EXTRACT TO READ:
Nevada teacher union eyes new priority for ‘organizing’

Steven Miller

LAS VEGAS — Following years of dwindling membership in the Nevada teacher union, its officials are pushing to shift resources away from member representation and toward new recruiting campaigns instead.

The result is that teachers who see themselves as educational professionals, rather than rank-and-file laborers in a government-school industry, are finding themselves increasingly sidelined by the union, the Nevada State Education Association.

It’s a pattern emerging not only in the Silver State but all over the U.S.: Teacher-union brass, confronted with declining membership, are seeking to transform the nature of their unions, despite resistance from existing members.

“But adoption of the organizing priority is itself fraught with problems,” writes Cornell labor scholar Richard Hurd. He notes that union members themselves “continue to demand representation. They are mostly pragmatists and it is difficult for them to accept the argument that devoting substantial resources to organizing will pay off eventually …”

Moreover, noted Hurd in his 2004 paper, “The Rise and Fall of the Organizing Model,” American union members do not find appealing the approach’s ultimate goal of converting union members into hard-core leftwing “movement” activists.

“It seems that at least in the U.S. members do not have a taste for continual warfare, preferring stability rather than on-going class struggle,” he wrote.

In Southern Nevada, one of the first public signs of the change was the 2011 hiring of a controversial California union militant, John Vellardita — found guilty, in federal court, of several counts of wrongdoing — to be the executive director of the local teacher union, the Clark County Education Association.

Significantly, the CCEA press release that announced Vellardita’s hiring said he “looks forward to leading the Association from a service to an organizing model.”

This distinction — between “service model” unionism and “organizing model” unionism — is long-standing in American labor history and marked the early 20th century especially. Depending upon the times, each approach — and with the advocates of each scorning the other — has waxed or waned.

Still, as the American Federation of Teachers notes in a leadership handbook, “Service model unionism is by far the most widely used model of union organizing past and present.”

The service model union has been compared to purchasing insurance from an insurance company. Members pay a fee for an “insurance policy” in case they ever experience disciplinary problems on the job. In the most severe examples, the only interaction members have with their union is if they need workplace representation. Staff and elected leadership solely handle the activities of the union, including contract negotiations and grievance proceedings…

Service-model unionism is frequently also called “business” unionism. A Wikipedia entry describes this as characterizing “a type of trade union that is opposed to class or revolutionary unionism and has the principle that unions should be run like businesses.”

Business unions are believed to be of American origin, and the term has been applied in particular to phenomena characteristic of American unions…. [A]ccording to Hoxie, business unionists were advocates of “pure and simple” trade unionism, as opposed to class or revolutionary unionism.

Organizing-model unionism, on the other hand, is typically more militant, ideologically left-wing and adversarial in its relationship with employers. To sustain this approach, union organizers must work intensively within the union membership to “educate” and “organize” members into the militancy, solidarity and combativeness needed for successful confrontations with management.

DATASET EXCERPTS:

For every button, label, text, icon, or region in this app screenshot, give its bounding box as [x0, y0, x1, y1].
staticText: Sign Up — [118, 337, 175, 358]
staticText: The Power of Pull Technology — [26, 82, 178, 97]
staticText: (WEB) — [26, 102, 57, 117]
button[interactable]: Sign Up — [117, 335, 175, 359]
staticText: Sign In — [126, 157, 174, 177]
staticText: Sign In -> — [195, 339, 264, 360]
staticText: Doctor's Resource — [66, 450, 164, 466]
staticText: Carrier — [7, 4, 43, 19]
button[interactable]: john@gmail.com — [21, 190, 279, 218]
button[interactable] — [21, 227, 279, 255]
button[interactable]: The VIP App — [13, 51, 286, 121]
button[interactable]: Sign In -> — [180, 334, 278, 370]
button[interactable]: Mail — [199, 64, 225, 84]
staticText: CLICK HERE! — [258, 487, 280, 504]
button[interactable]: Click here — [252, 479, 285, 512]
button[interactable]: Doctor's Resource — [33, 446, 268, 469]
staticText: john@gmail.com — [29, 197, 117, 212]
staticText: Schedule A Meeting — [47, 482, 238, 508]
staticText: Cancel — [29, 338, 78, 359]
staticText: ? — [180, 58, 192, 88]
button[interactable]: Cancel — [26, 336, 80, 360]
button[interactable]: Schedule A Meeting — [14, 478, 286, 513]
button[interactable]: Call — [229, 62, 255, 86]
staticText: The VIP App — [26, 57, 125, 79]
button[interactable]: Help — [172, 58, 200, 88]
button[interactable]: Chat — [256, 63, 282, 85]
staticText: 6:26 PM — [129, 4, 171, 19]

THE TASKS:
A) In the article on the Nevada teacher union, what is the title of Richard Hurd's 2004 paper?
B) Reproduce the passage of the Nevada teacher union article word for word, from "LAS VEGAS —" to "recruiting campaigns instead.".

ANSWERS TO THE PROBLEMS:
A) "The Rise and Fall of the Organizing Model"

B)
LAS VEGAS — Following years of dwindling membership in the Nevada teacher union, its officials are pushing to shift resources away from member representation and toward new recruiting campaigns instead.